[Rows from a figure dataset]
[start]
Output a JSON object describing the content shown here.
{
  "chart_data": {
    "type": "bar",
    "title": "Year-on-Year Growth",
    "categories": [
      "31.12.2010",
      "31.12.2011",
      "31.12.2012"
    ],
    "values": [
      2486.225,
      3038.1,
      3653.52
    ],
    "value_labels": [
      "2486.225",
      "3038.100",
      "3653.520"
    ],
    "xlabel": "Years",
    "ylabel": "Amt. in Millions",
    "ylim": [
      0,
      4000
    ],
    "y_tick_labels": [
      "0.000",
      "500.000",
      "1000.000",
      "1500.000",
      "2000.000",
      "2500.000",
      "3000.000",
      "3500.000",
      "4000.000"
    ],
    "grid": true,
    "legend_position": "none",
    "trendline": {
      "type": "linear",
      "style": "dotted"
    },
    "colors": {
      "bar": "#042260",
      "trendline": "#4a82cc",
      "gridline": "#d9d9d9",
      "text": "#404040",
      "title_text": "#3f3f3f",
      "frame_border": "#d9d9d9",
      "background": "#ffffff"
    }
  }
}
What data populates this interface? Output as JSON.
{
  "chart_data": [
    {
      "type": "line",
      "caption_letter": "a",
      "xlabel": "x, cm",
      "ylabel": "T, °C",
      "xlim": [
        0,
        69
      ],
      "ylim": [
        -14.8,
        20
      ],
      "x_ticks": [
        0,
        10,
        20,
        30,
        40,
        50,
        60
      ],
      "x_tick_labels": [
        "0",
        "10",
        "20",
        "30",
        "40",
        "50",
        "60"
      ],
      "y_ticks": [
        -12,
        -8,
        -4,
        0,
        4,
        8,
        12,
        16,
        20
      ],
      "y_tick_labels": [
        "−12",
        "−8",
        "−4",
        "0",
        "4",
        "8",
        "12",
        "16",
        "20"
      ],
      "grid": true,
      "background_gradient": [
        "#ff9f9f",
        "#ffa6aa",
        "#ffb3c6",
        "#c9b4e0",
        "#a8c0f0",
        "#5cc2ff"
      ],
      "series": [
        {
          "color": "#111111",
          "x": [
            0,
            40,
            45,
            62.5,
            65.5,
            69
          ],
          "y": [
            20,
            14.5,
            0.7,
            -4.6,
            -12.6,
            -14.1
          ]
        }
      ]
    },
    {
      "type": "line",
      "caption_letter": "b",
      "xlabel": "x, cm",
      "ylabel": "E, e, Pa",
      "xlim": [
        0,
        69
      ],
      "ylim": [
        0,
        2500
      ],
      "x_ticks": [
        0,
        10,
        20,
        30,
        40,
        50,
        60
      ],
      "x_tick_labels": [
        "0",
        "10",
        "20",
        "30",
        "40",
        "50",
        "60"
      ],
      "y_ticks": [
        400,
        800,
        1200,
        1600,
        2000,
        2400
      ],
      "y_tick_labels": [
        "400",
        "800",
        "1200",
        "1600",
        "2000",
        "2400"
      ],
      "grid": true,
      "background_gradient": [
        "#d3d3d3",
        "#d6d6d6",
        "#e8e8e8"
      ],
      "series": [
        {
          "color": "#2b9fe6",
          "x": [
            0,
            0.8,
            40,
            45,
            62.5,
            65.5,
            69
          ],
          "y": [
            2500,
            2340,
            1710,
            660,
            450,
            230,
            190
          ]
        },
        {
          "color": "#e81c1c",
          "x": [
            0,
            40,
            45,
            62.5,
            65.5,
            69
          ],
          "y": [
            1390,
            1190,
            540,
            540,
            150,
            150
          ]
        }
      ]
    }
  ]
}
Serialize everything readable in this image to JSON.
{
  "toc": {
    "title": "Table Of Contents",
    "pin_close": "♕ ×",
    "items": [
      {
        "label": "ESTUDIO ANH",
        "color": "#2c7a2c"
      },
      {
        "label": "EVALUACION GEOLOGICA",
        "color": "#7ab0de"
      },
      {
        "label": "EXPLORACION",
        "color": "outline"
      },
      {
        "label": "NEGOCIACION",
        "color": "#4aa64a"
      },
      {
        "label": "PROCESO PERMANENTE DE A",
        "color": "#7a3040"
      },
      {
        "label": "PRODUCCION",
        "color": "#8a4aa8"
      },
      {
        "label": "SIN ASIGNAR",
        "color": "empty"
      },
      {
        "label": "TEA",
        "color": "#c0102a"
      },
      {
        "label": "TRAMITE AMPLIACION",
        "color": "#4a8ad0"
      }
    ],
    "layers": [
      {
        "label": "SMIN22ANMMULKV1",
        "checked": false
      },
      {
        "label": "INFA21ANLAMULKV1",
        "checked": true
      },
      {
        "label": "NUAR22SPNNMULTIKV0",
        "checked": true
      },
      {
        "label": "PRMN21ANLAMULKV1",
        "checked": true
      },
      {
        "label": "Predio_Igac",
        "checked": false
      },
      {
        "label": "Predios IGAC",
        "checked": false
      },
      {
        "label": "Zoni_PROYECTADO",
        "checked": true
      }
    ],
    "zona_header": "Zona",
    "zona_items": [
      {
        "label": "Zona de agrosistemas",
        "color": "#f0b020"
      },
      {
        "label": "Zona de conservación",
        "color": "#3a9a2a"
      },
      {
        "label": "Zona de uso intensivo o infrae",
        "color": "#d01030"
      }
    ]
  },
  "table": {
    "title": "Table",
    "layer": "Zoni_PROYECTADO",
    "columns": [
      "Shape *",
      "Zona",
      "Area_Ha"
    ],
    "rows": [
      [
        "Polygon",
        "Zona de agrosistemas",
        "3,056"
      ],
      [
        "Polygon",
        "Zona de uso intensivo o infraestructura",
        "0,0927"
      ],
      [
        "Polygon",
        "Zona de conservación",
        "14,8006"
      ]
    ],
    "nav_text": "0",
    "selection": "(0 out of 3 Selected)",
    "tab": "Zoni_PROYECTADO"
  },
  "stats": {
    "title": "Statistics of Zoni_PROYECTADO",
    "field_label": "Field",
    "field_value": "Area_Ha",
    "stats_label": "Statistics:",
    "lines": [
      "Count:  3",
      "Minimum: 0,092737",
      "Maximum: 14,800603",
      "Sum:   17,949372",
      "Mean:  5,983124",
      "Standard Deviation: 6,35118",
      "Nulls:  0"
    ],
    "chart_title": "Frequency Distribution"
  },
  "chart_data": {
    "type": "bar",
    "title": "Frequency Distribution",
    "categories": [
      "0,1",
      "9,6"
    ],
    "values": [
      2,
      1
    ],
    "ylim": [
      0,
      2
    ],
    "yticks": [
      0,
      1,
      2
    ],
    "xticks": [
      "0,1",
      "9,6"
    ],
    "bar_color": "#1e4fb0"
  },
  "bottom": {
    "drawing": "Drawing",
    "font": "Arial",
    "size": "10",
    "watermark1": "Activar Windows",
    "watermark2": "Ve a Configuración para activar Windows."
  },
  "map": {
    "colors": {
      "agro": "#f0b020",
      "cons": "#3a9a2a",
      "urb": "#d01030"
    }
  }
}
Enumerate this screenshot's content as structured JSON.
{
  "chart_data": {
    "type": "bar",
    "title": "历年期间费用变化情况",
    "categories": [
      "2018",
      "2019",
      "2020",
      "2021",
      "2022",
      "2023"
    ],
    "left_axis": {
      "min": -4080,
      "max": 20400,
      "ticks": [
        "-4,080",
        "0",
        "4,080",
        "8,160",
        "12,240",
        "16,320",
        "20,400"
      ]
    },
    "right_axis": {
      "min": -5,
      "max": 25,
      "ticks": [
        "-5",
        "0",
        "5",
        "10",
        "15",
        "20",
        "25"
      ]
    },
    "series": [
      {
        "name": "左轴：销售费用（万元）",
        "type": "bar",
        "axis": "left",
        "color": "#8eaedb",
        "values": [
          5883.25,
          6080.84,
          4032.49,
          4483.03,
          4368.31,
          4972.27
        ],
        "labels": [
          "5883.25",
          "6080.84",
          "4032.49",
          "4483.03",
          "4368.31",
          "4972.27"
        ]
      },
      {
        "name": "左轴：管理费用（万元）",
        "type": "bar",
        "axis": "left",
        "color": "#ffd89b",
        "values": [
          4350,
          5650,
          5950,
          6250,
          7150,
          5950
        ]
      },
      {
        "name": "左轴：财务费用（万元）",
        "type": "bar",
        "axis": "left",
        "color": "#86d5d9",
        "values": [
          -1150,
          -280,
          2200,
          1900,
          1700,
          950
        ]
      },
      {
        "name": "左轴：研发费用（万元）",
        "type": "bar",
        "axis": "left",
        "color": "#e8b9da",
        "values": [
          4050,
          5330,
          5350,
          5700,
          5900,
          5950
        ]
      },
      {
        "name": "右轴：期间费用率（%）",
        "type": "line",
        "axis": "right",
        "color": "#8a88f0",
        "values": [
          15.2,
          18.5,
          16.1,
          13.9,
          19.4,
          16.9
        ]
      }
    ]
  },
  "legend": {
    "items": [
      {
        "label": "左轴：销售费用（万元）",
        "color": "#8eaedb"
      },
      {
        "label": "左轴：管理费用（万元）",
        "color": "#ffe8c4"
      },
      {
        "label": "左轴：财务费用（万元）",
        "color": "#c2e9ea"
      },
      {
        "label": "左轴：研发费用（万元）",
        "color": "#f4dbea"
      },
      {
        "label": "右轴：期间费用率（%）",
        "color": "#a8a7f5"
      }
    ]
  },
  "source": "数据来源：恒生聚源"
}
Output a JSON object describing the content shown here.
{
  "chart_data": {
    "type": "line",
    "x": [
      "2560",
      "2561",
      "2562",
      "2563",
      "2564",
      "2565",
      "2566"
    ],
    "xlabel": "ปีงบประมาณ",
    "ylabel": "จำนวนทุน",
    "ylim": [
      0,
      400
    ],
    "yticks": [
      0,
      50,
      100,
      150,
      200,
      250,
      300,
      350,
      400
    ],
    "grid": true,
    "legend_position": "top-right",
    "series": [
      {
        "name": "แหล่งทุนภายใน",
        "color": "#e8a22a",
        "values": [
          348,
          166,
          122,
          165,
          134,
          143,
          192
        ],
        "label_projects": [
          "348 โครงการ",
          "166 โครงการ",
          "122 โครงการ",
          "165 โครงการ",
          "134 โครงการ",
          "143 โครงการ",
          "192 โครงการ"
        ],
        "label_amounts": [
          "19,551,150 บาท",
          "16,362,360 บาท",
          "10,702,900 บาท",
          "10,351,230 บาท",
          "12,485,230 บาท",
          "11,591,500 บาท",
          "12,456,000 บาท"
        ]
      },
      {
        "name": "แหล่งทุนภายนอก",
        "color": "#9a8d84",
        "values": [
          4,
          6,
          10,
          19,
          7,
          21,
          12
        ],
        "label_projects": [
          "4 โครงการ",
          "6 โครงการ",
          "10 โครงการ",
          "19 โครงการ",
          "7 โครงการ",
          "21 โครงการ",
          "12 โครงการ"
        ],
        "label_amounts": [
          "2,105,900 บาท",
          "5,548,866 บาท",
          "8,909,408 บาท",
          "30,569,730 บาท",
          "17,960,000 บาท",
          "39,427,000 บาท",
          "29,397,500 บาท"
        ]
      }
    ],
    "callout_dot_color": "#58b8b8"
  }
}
[end]
Collect each line of the entries that has the word "xlabel", copying it in full.

> _THE RESULT_:
    "xlabel": "Years",
      "xlabel": "x, cm",
      "xlabel": "x, cm",
    "xlabel": "ปีงบประมาณ",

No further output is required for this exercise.